***** Material provided
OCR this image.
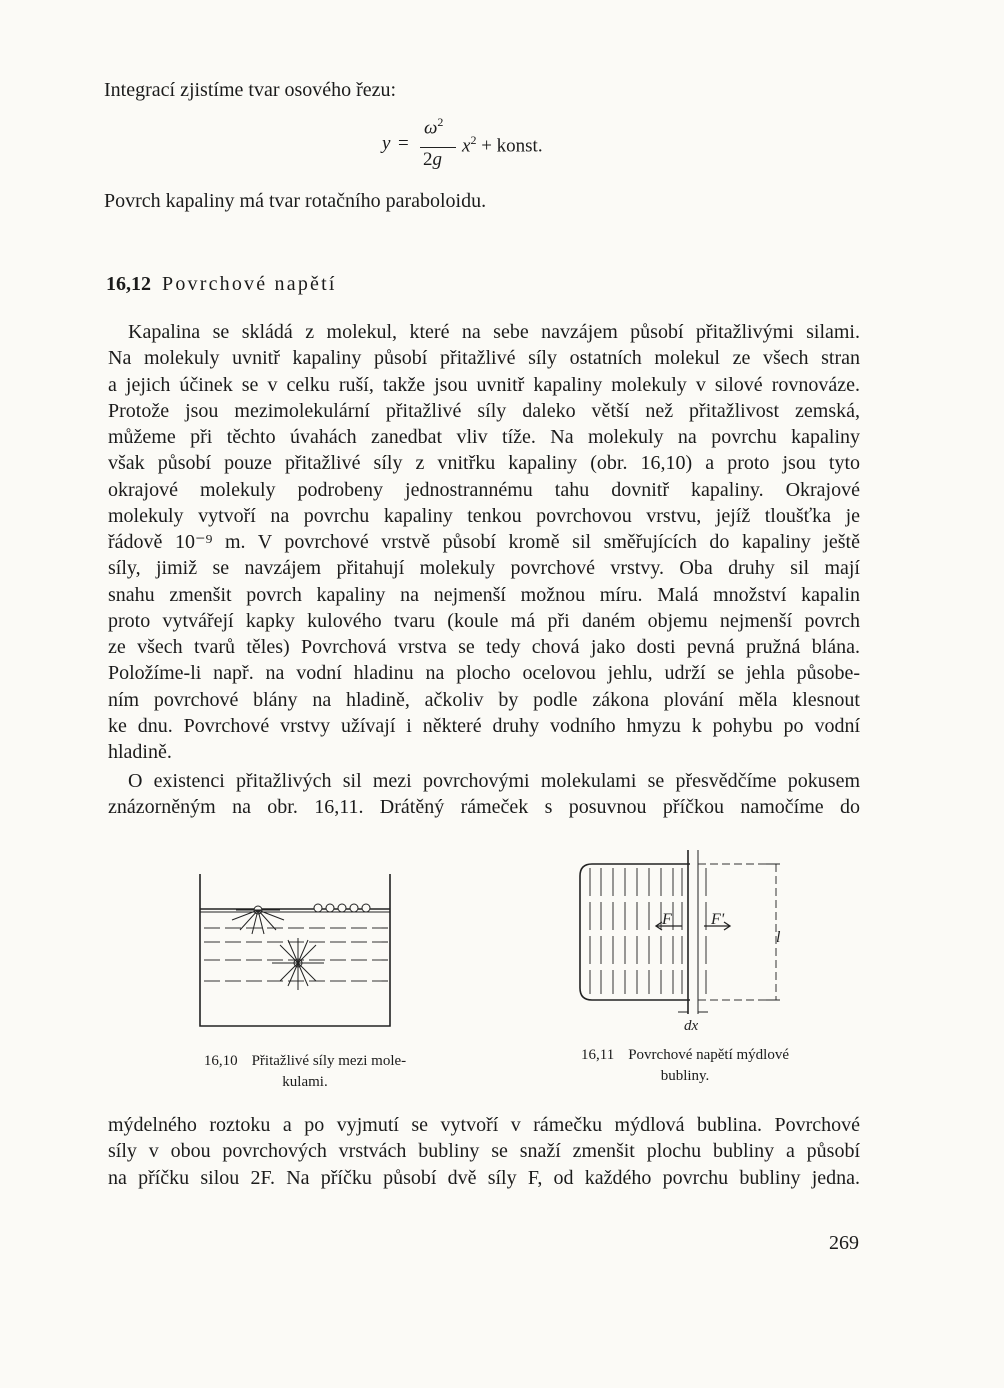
Integrací zjistíme tvar osového řezu:
y =
$\omega^2$
2g
$x^2$ + konst.
Povrch kapaliny má tvar rotačního paraboloidu.
16,12 Povrchové napětí
Kapalina se skládá z molekul, které na sebe navzájem působí přitažlivými silami.
Na molekuly uvnitř kapaliny působí přitažlivé síly ostatních molekul ze všech stran
a jejich účinek se v celku ruší, takže jsou uvnitř kapaliny molekuly v silové rovnováze.
Protože jsou mezimolekulární přitažlivé síly daleko větší než přitažlivost zemská,
můžeme při těchto úvahách zanedbat vliv tíže. Na molekuly na povrchu kapaliny
však působí pouze přitažlivé síly z vnitřku kapaliny (obr. 16,10) a proto jsou tyto
okrajové molekuly podrobeny jednostrannému tahu dovnitř kapaliny. Okrajové
molekuly vytvoří na povrchu kapaliny tenkou povrchovou vrstvu, jejíž tloušťka je
řádově 10⁻⁹ m. V povrchové vrstvě působí kromě sil směřujících do kapaliny ještě
síly, jimiž se navzájem přitahují molekuly povrchové vrstvy. Oba druhy sil mají
snahu zmenšit povrch kapaliny na nejmenší možnou míru. Malá množství kapalin
proto vytvářejí kapky kulového tvaru (koule má při daném objemu nejmenší povrch
ze všech tvarů těles) Povrchová vrstva se tedy chová jako dosti pevná pružná blána.
Položíme-li např. na vodní hladinu na plocho ocelovou jehlu, udrží se jehla působe-
ním povrchové blány na hladině, ačkoliv by podle zákona plování měla klesnout
ke dnu. Povrchové vrstvy užívají i některé druhy vodního hmyzu k pohybu po vodní
hladině.
O existenci přitažlivých sil mezi povrchovými molekulami se přesvědčíme pokusem
znázorněným na obr. 16,11. Drátěný rámeček s posuvnou příčkou namočíme do
F F'
l
dx
16,10 Přitažlivé síly mezi mole-
kulami.
16,11 Povrchové napětí mýdlové
bubliny.
mýdelného roztoku a po vyjmutí se vytvoří v rámečku mýdlová bublina. Povrchové
síly v obou povrchových vrstvách bubliny se snaží zmenšit plochu bubliny a působí
na příčku silou 2F. Na příčku působí dvě síly F, od každého povrchu bubliny jedna.
269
**********
◆ **Task goal**: Say how many lines have the string "bubliny" in them, offering no words beyond the number.

◆ **Answer to the problem**: 3